[Some records]
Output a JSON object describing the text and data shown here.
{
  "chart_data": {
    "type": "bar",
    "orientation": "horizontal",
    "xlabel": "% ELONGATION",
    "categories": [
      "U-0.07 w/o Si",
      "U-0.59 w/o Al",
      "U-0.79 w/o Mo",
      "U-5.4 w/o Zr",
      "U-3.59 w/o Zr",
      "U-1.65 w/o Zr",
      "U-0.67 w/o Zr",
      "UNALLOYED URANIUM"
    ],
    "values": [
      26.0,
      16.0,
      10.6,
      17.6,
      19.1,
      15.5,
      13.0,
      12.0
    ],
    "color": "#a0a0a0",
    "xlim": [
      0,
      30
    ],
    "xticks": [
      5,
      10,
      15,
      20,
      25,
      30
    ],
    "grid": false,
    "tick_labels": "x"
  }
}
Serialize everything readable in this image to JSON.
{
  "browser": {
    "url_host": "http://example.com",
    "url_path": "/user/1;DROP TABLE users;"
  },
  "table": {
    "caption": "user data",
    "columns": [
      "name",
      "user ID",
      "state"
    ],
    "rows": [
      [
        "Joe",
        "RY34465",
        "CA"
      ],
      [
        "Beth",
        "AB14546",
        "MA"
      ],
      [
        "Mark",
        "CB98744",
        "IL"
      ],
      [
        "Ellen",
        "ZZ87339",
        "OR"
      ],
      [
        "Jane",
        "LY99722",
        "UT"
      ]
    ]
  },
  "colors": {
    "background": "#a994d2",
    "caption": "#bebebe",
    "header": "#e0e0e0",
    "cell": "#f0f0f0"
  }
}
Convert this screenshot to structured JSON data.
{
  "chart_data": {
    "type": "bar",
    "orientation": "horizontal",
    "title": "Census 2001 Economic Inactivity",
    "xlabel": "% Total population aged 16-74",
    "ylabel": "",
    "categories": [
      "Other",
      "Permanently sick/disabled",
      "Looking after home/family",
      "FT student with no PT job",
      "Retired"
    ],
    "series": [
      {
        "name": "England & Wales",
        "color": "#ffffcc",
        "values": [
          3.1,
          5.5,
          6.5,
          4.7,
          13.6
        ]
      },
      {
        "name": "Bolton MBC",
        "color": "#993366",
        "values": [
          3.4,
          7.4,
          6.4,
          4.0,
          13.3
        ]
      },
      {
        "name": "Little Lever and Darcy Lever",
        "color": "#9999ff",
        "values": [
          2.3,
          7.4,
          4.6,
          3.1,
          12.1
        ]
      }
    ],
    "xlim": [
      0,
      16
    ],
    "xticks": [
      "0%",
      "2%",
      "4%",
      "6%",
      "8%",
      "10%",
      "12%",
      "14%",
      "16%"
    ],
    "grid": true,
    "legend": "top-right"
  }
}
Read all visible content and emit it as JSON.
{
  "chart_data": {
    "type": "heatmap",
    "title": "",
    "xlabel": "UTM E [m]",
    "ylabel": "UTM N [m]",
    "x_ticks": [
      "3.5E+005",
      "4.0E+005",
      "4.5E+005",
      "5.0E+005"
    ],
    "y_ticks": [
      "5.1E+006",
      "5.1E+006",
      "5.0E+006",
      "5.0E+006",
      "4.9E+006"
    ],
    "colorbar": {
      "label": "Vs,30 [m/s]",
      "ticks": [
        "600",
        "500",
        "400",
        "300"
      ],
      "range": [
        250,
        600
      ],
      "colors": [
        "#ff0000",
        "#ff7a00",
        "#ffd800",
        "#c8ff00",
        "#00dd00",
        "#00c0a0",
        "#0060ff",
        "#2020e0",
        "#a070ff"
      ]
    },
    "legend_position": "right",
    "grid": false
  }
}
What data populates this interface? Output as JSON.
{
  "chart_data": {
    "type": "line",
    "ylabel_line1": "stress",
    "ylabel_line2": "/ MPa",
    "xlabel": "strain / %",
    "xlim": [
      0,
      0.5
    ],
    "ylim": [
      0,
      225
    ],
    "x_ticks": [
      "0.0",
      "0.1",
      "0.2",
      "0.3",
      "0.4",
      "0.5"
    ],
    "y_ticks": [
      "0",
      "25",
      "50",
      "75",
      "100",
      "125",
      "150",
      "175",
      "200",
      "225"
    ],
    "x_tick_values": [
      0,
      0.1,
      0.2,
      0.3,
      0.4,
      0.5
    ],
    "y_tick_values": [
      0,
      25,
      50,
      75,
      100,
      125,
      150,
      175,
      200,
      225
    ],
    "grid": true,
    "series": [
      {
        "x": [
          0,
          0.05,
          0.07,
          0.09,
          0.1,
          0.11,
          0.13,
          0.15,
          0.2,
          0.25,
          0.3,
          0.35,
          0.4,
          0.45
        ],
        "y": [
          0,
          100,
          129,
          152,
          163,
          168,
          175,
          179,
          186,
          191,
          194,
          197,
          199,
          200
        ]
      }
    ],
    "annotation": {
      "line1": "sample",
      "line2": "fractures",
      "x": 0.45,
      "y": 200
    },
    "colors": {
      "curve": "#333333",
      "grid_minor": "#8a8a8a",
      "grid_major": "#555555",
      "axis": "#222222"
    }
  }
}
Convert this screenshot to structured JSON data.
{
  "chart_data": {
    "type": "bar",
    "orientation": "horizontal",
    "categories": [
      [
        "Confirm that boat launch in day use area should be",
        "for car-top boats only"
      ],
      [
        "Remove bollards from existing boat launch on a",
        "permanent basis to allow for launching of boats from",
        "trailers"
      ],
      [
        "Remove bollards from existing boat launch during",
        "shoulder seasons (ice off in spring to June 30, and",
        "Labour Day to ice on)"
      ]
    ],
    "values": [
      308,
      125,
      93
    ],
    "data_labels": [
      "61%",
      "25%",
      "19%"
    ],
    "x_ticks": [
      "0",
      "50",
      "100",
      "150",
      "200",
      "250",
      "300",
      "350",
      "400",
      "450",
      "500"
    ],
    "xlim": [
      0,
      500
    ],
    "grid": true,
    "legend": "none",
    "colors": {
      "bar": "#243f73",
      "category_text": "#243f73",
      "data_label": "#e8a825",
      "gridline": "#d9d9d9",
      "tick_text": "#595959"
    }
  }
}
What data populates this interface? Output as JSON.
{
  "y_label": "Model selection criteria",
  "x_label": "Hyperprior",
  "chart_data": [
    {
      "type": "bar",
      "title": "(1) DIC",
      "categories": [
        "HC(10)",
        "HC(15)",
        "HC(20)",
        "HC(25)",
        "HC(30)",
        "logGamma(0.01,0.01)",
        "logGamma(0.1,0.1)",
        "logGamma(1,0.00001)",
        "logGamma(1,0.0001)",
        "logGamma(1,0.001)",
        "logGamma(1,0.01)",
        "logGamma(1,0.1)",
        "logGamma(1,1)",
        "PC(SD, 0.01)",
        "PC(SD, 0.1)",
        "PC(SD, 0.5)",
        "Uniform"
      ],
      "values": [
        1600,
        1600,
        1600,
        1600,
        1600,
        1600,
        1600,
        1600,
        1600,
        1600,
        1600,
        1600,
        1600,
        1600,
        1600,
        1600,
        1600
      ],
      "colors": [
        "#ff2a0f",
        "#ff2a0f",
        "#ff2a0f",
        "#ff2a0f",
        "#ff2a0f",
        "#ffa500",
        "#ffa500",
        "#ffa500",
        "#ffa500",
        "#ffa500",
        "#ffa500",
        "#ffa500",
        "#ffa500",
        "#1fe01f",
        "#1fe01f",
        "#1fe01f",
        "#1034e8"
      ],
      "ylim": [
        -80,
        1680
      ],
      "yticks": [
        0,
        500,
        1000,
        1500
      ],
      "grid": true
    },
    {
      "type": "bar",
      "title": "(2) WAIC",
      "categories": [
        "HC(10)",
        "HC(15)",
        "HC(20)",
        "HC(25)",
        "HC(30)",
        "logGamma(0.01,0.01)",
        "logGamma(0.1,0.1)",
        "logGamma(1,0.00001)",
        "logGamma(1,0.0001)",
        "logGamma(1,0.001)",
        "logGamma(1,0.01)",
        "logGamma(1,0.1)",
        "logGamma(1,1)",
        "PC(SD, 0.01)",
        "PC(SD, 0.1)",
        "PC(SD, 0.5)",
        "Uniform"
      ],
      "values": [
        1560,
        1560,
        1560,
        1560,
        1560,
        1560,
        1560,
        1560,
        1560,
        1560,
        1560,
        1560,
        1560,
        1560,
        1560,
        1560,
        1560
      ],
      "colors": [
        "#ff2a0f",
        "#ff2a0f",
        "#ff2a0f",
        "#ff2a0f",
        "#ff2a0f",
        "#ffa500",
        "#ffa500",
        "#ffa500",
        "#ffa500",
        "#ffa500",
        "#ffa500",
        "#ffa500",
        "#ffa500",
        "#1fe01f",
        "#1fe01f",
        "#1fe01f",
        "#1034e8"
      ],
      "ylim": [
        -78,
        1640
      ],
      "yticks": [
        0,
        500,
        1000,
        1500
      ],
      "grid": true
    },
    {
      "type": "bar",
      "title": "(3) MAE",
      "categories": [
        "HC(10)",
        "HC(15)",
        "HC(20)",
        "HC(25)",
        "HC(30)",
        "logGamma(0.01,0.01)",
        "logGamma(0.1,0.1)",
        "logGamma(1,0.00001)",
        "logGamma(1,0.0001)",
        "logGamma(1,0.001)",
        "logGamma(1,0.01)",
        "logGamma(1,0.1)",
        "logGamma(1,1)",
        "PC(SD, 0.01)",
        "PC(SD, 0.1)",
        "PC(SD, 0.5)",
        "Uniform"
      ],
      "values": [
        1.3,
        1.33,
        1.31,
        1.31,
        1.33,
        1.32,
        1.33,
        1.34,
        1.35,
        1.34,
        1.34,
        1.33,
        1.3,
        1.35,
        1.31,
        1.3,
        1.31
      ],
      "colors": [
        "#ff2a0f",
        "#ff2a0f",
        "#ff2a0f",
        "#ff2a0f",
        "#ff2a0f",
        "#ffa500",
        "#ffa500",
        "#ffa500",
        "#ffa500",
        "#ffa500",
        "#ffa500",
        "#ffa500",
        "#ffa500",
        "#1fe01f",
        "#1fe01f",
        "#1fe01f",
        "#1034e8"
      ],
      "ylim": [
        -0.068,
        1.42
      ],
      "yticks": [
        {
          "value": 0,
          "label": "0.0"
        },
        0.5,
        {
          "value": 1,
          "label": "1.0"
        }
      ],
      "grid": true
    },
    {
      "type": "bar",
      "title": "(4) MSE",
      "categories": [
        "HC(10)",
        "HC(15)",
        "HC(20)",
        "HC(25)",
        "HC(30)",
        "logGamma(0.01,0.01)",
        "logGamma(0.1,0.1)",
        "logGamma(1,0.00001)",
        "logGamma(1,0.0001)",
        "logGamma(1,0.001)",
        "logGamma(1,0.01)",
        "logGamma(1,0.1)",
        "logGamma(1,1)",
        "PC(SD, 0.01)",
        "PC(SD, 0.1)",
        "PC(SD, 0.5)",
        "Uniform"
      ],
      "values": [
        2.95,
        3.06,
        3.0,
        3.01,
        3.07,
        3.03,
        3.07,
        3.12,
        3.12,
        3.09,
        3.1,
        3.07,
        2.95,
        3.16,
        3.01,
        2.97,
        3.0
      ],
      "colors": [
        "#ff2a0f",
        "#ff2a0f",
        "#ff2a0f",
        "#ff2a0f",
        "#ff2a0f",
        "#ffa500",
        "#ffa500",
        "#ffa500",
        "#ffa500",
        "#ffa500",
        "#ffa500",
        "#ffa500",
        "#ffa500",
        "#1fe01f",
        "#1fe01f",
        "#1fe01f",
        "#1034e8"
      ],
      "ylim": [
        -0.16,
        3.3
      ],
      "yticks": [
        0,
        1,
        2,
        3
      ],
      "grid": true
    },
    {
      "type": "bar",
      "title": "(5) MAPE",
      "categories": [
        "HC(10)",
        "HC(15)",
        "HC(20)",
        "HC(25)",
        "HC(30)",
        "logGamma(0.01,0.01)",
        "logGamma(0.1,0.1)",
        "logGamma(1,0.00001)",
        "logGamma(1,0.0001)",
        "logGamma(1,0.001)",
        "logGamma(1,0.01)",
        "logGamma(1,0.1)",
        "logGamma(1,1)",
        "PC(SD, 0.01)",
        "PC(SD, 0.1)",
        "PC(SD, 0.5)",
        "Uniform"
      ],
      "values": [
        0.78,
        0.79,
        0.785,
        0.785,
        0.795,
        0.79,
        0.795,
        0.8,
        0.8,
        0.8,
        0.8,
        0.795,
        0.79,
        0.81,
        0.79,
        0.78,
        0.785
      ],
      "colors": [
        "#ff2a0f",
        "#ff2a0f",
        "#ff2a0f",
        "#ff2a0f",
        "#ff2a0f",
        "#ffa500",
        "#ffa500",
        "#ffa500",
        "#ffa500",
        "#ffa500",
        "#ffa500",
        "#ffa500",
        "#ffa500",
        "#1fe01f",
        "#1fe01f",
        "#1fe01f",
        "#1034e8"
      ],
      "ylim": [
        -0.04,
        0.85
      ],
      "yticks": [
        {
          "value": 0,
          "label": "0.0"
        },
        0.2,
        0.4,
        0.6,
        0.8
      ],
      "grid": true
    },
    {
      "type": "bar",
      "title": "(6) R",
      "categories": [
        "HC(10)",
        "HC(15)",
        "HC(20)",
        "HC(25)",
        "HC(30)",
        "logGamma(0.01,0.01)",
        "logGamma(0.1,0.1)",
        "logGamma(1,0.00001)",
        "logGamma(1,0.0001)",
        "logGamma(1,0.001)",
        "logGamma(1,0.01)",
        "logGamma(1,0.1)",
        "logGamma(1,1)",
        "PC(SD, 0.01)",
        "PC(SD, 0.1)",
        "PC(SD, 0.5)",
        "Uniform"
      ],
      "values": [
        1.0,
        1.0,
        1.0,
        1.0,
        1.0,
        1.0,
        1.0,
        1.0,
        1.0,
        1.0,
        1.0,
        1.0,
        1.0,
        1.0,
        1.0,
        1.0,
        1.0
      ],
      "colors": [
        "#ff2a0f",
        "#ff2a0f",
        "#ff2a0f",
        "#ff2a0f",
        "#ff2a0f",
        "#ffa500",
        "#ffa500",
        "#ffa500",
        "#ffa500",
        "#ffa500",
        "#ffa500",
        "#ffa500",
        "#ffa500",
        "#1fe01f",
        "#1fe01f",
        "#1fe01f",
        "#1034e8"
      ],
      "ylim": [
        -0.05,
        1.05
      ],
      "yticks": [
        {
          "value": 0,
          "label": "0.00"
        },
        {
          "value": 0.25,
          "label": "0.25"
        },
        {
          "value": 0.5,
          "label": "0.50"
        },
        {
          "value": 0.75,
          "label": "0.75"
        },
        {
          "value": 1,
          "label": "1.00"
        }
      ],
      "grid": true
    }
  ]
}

DIRECTION:
Among the lines above, determine how many hold the word "existing"; report the figure alone.

THE COMPLETED TASK:
2